SHORT PROBLEM:
Copy the records below exactly as they are written.

DATA SHOWN:
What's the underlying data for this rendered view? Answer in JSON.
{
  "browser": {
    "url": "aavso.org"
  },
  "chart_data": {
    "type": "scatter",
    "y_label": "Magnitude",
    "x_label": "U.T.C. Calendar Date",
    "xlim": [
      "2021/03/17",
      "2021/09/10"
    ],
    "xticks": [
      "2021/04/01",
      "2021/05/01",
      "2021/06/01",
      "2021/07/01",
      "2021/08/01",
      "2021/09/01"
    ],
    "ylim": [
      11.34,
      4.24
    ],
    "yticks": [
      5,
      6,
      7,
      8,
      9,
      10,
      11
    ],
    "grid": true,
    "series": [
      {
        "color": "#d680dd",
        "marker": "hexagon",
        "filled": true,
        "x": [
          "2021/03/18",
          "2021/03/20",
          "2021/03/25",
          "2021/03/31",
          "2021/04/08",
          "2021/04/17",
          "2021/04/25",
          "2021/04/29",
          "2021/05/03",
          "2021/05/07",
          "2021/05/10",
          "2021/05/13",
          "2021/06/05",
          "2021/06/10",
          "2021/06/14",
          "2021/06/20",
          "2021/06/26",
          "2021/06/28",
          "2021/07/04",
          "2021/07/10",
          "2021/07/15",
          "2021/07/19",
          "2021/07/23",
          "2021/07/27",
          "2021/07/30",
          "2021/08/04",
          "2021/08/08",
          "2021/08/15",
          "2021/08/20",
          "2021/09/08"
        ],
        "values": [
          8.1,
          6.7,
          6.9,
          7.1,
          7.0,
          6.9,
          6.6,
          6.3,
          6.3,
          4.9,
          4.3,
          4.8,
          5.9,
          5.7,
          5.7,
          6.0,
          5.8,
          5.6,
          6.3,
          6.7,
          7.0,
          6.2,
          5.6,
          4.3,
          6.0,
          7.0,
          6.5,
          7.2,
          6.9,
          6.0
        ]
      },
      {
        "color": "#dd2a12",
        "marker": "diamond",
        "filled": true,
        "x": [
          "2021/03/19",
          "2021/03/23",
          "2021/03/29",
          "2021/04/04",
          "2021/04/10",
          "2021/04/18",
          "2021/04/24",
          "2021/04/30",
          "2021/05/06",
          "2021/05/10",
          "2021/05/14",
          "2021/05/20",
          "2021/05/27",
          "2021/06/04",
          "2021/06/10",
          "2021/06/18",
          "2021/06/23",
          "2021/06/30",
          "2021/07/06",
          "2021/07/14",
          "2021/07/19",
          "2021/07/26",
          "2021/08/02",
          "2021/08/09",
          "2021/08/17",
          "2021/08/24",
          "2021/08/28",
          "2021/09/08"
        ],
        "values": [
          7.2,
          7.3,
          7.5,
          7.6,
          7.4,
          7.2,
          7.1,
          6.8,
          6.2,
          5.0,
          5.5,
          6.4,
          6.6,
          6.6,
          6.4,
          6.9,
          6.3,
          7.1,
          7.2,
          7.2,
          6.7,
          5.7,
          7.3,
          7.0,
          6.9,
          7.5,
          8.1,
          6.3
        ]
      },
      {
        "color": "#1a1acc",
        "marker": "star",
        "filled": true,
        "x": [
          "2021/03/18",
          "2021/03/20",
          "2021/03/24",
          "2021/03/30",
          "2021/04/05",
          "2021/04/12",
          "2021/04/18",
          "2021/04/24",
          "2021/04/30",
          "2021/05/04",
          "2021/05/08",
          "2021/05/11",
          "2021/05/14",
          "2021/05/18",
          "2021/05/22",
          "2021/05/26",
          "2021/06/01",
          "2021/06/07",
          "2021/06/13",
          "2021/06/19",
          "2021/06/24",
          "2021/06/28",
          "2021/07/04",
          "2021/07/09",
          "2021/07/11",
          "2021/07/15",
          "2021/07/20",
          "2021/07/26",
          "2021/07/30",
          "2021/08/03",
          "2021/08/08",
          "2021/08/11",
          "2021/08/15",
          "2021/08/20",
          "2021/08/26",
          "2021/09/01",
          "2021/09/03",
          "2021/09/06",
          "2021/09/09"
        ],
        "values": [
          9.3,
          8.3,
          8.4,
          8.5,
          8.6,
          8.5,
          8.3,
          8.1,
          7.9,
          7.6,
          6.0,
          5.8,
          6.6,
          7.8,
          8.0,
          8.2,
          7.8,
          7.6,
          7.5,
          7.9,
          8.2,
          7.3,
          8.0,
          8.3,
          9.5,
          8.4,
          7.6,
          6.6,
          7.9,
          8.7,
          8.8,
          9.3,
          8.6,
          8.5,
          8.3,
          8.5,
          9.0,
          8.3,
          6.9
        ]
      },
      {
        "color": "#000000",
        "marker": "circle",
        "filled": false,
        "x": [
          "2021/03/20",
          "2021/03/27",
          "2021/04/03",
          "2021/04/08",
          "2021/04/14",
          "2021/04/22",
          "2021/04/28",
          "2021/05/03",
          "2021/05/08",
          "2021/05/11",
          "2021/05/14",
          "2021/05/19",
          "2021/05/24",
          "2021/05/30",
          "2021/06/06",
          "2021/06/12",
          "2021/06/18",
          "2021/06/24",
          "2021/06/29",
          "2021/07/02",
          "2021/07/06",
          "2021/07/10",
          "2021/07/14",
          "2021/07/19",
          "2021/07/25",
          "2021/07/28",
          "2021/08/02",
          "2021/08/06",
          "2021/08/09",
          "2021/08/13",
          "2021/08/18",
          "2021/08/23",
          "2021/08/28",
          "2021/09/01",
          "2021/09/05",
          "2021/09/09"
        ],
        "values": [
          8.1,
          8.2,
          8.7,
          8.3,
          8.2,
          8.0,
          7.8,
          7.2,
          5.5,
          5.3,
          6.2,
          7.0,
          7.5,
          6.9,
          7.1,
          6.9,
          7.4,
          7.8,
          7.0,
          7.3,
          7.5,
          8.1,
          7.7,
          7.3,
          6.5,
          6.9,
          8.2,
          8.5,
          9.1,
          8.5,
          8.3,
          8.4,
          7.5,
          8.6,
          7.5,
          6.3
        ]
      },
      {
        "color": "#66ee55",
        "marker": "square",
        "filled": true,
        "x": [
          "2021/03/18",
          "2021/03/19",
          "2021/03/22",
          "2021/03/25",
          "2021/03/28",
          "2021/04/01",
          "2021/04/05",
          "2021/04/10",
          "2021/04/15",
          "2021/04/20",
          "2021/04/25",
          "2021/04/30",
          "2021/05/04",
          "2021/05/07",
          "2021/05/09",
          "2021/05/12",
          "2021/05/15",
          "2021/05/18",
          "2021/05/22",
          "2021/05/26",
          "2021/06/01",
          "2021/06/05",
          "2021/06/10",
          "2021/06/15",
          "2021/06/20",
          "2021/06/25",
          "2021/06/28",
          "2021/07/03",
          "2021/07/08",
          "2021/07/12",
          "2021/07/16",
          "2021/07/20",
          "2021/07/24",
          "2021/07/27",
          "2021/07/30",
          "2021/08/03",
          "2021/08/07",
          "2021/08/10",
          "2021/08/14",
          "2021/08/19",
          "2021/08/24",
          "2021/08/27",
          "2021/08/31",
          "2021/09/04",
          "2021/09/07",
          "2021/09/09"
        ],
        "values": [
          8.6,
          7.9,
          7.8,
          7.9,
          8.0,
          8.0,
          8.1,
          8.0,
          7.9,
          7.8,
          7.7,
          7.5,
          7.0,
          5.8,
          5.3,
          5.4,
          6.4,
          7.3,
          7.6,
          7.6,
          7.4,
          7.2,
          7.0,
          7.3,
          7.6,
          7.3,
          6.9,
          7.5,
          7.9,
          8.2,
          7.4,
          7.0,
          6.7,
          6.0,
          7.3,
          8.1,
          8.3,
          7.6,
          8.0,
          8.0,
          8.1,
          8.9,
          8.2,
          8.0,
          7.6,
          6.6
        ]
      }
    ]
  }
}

RESPONSE TO THIS TASK:
What's the underlying data for this rendered view? Answer in JSON.
{
  "browser": {
    "url": "aavso.org"
  },
  "chart_data": {
    "type": "scatter",
    "y_label": "Magnitude",
    "x_label": "U.T.C. Calendar Date",
    "xlim": [
      "2021/03/17",
      "2021/09/10"
    ],
    "xticks": [
      "2021/04/01",
      "2021/05/01",
      "2021/06/01",
      "2021/07/01",
      "2021/08/01",
      "2021/09/01"
    ],
    "ylim": [
      11.34,
      4.24
    ],
    "yticks": [
      5,
      6,
      7,
      8,
      9,
      10,
      11
    ],
    "grid": true,
    "series": [
      {
        "color": "#d680dd",
        "marker": "hexagon",
        "filled": true,
        "x": [
          "2021/03/18",
          "2021/03/20",
          "2021/03/25",
          "2021/03/31",
          "2021/04/08",
          "2021/04/17",
          "2021/04/25",
          "2021/04/29",
          "2021/05/03",
          "2021/05/07",
          "2021/05/10",
          "2021/05/13",
          "2021/06/05",
          "2021/06/10",
          "2021/06/14",
          "2021/06/20",
          "2021/06/26",
          "2021/06/28",
          "2021/07/04",
          "2021/07/10",
          "2021/07/15",
          "2021/07/19",
          "2021/07/23",
          "2021/07/27",
          "2021/07/30",
          "2021/08/04",
          "2021/08/08",
          "2021/08/15",
          "2021/08/20",
          "2021/09/08"
        ],
        "values": [
          8.1,
          6.7,
          6.9,
          7.1,
          7.0,
          6.9,
          6.6,
          6.3,
          6.3,
          4.9,
          4.3,
          4.8,
          5.9,
          5.7,
          5.7,
          6.0,
          5.8,
          5.6,
          6.3,
          6.7,
          7.0,
          6.2,
          5.6,
          4.3,
          6.0,
          7.0,
          6.5,
          7.2,
          6.9,
          6.0
        ]
      },
      {
        "color": "#dd2a12",
        "marker": "diamond",
        "filled": true,
        "x": [
          "2021/03/19",
          "2021/03/23",
          "2021/03/29",
          "2021/04/04",
          "2021/04/10",
          "2021/04/18",
          "2021/04/24",
          "2021/04/30",
          "2021/05/06",
          "2021/05/10",
          "2021/05/14",
          "2021/05/20",
          "2021/05/27",
          "2021/06/04",
          "2021/06/10",
          "2021/06/18",
          "2021/06/23",
          "2021/06/30",
          "2021/07/06",
          "2021/07/14",
          "2021/07/19",
          "2021/07/26",
          "2021/08/02",
          "2021/08/09",
          "2021/08/17",
          "2021/08/24",
          "2021/08/28",
          "2021/09/08"
        ],
        "values": [
          7.2,
          7.3,
          7.5,
          7.6,
          7.4,
          7.2,
          7.1,
          6.8,
          6.2,
          5.0,
          5.5,
          6.4,
          6.6,
          6.6,
          6.4,
          6.9,
          6.3,
          7.1,
          7.2,
          7.2,
          6.7,
          5.7,
          7.3,
          7.0,
          6.9,
          7.5,
          8.1,
          6.3
        ]
      },
      {
        "color": "#1a1acc",
        "marker": "star",
        "filled": true,
        "x": [
          "2021/03/18",
          "2021/03/20",
          "2021/03/24",
          "2021/03/30",
          "2021/04/05",
          "2021/04/12",
          "2021/04/18",
          "2021/04/24",
          "2021/04/30",
          "2021/05/04",
          "2021/05/08",
          "2021/05/11",
          "2021/05/14",
          "2021/05/18",
          "2021/05/22",
          "2021/05/26",
          "2021/06/01",
          "2021/06/07",
          "2021/06/13",
          "2021/06/19",
          "2021/06/24",
          "2021/06/28",
          "2021/07/04",
          "2021/07/09",
          "2021/07/11",
          "2021/07/15",
          "2021/07/20",
          "2021/07/26",
          "2021/07/30",
          "2021/08/03",
          "2021/08/08",
          "2021/08/11",
          "2021/08/15",
          "2021/08/20",
          "2021/08/26",
          "2021/09/01",
          "2021/09/03",
          "2021/09/06",
          "2021/09/09"
        ],
        "values": [
          9.3,
          8.3,
          8.4,
          8.5,
          8.6,
          8.5,
          8.3,
          8.1,
          7.9,
          7.6,
          6.0,
          5.8,
          6.6,
          7.8,
          8.0,
          8.2,
          7.8,
          7.6,
          7.5,
          7.9,
          8.2,
          7.3,
          8.0,
          8.3,
          9.5,
          8.4,
          7.6,
          6.6,
          7.9,
          8.7,
          8.8,
          9.3,
          8.6,
          8.5,
          8.3,
          8.5,
          9.0,
          8.3,
          6.9
        ]
      },
      {
        "color": "#000000",
        "marker": "circle",
        "filled": false,
        "x": [
          "2021/03/20",
          "2021/03/27",
          "2021/04/03",
          "2021/04/08",
          "2021/04/14",
          "2021/04/22",
          "2021/04/28",
          "2021/05/03",
          "2021/05/08",
          "2021/05/11",
          "2021/05/14",
          "2021/05/19",
          "2021/05/24",
          "2021/05/30",
          "2021/06/06",
          "2021/06/12",
          "2021/06/18",
          "2021/06/24",
          "2021/06/29",
          "2021/07/02",
          "2021/07/06",
          "2021/07/10",
          "2021/07/14",
          "2021/07/19",
          "2021/07/25",
          "2021/07/28",
          "2021/08/02",
          "2021/08/06",
          "2021/08/09",
          "2021/08/13",
          "2021/08/18",
          "2021/08/23",
          "2021/08/28",
          "2021/09/01",
          "2021/09/05",
          "2021/09/09"
        ],
        "values": [
          8.1,
          8.2,
          8.7,
          8.3,
          8.2,
          8.0,
          7.8,
          7.2,
          5.5,
          5.3,
          6.2,
          7.0,
          7.5,
          6.9,
          7.1,
          6.9,
          7.4,
          7.8,
          7.0,
          7.3,
          7.5,
          8.1,
          7.7,
          7.3,
          6.5,
          6.9,
          8.2,
          8.5,
          9.1,
          8.5,
          8.3,
          8.4,
          7.5,
          8.6,
          7.5,
          6.3
        ]
      },
      {
        "color": "#66ee55",
        "marker": "square",
        "filled": true,
        "x": [
          "2021/03/18",
          "2021/03/19",
          "2021/03/22",
          "2021/03/25",
          "2021/03/28",
          "2021/04/01",
          "2021/04/05",
          "2021/04/10",
          "2021/04/15",
          "2021/04/20",
          "2021/04/25",
          "2021/04/30",
          "2021/05/04",
          "2021/05/07",
          "2021/05/09",
          "2021/05/12",
          "2021/05/15",
          "2021/05/18",
          "2021/05/22",
          "2021/05/26",
          "2021/06/01",
          "2021/06/05",
          "2021/06/10",
          "2021/06/15",
          "2021/06/20",
          "2021/06/25",
          "2021/06/28",
          "2021/07/03",
          "2021/07/08",
          "2021/07/12",
          "2021/07/16",
          "2021/07/20",
          "2021/07/24",
          "2021/07/27",
          "2021/07/30",
          "2021/08/03",
          "2021/08/07",
          "2021/08/10",
          "2021/08/14",
          "2021/08/19",
          "2021/08/24",
          "2021/08/27",
          "2021/08/31",
          "2021/09/04",
          "2021/09/07",
          "2021/09/09"
        ],
        "values": [
          8.6,
          7.9,
          7.8,
          7.9,
          8.0,
          8.0,
          8.1,
          8.0,
          7.9,
          7.8,
          7.7,
          7.5,
          7.0,
          5.8,
          5.3,
          5.4,
          6.4,
          7.3,
          7.6,
          7.6,
          7.4,
          7.2,
          7.0,
          7.3,
          7.6,
          7.3,
          6.9,
          7.5,
          7.9,
          8.2,
          7.4,
          7.0,
          6.7,
          6.0,
          7.3,
          8.1,
          8.3,
          7.6,
          8.0,
          8.0,
          8.1,
          8.9,
          8.2,
          8.0,
          7.6,
          6.6
        ]
      }
    ]
  }
}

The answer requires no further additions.